**Work to complete**
Tally up the lines that include "由此可见" and state that number by itself.

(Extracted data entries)
..........

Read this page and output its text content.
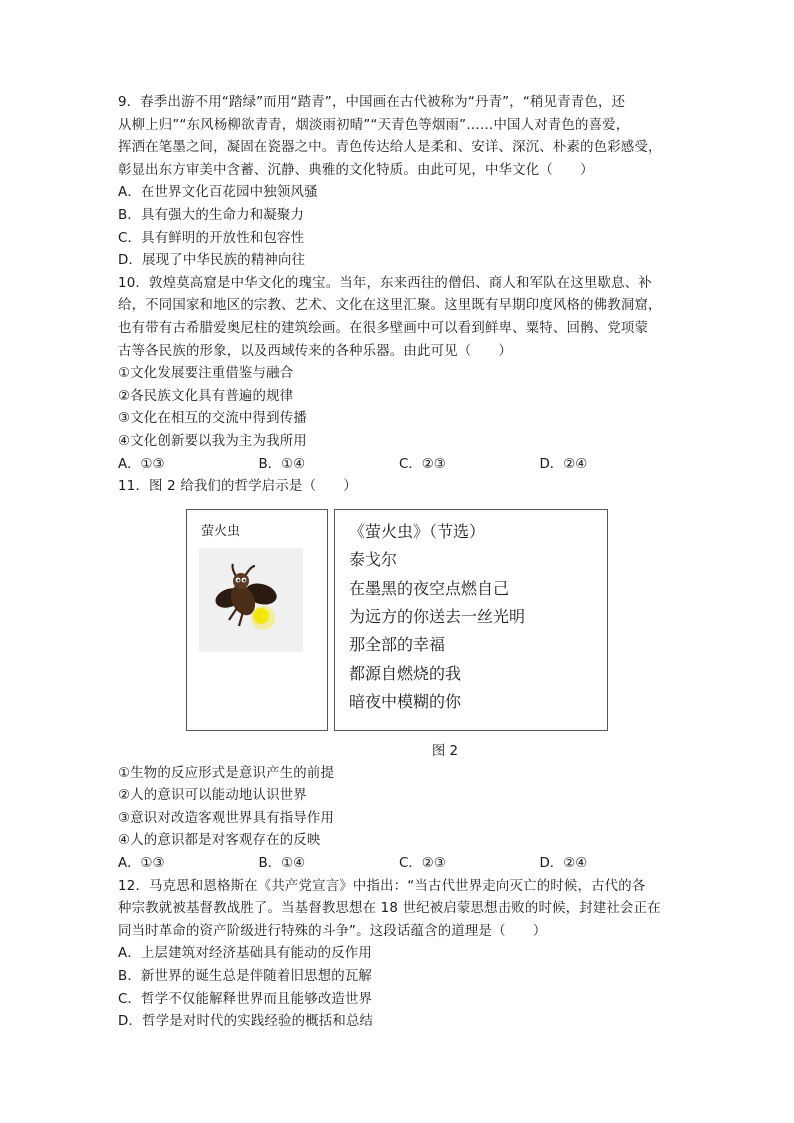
9．春季出游不用“踏绿”而用“踏青”，中国画在古代被称为“丹青”，“稍见青青色，还
从柳上归”“东风杨柳欲青青，烟淡雨初晴”“天青色等烟雨”……中国人对青色的喜爱，
挥洒在笔墨之间，凝固在瓷器之中。青色传达给人是柔和、安详、深沉、朴素的色彩感受，
彰显出东方审美中含蓄、沉静、典雅的文化特质。由此可见，中华文化（　　）
A．在世界文化百花园中独领风骚
B．具有强大的生命力和凝聚力
C．具有鲜明的开放性和包容性
D．展现了中华民族的精神向往
10．敦煌莫高窟是中华文化的瑰宝。当年，东来西往的僧侣、商人和军队在这里歇息、补
给，不同国家和地区的宗教、艺术、文化在这里汇聚。这里既有早期印度风格的佛教洞窟，
也有带有古希腊爱奥尼柱的建筑绘画。在很多壁画中可以看到鲜卑、粟特、回鹘、党项蒙
古等各民族的形象，以及西域传来的各种乐器。由此可见（　　）
①文化发展要注重借鉴与融合
②各民族文化具有普遍的规律
③文化在相互的交流中得到传播
④文化创新要以我为主为我所用
A．①③	B．①④	C．②③	D．②④
11．图 2 给我们的哲学启示是（　　）
萤火虫	《萤火虫》（节选）
泰戈尔
在墨黑的夜空点燃自己
为远方的你送去一丝光明
那全部的幸福
都源自燃烧的我
暗夜中模糊的你
图 2
①生物的反应形式是意识产生的前提
②人的意识可以能动地认识世界
③意识对改造客观世界具有指导作用
④人的意识都是对客观存在的反映
A．①③	B．①④	C．②③	D．②④
12．马克思和恩格斯在《共产党宣言》中指出：“当古代世界走向灭亡的时候，古代的各
种宗教就被基督教战胜了。当基督教思想在 18 世纪被启蒙思想击败的时候，封建社会正在
同当时革命的资产阶级进行特殊的斗争”。这段话蕴含的道理是（　　）
A．上层建筑对经济基础具有能动的反作用
B．新世界的诞生总是伴随着旧思想的瓦解
C．哲学不仅能解释世界而且能够改造世界
D．哲学是对时代的实践经验的概括和总结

..........

**The completed task**
2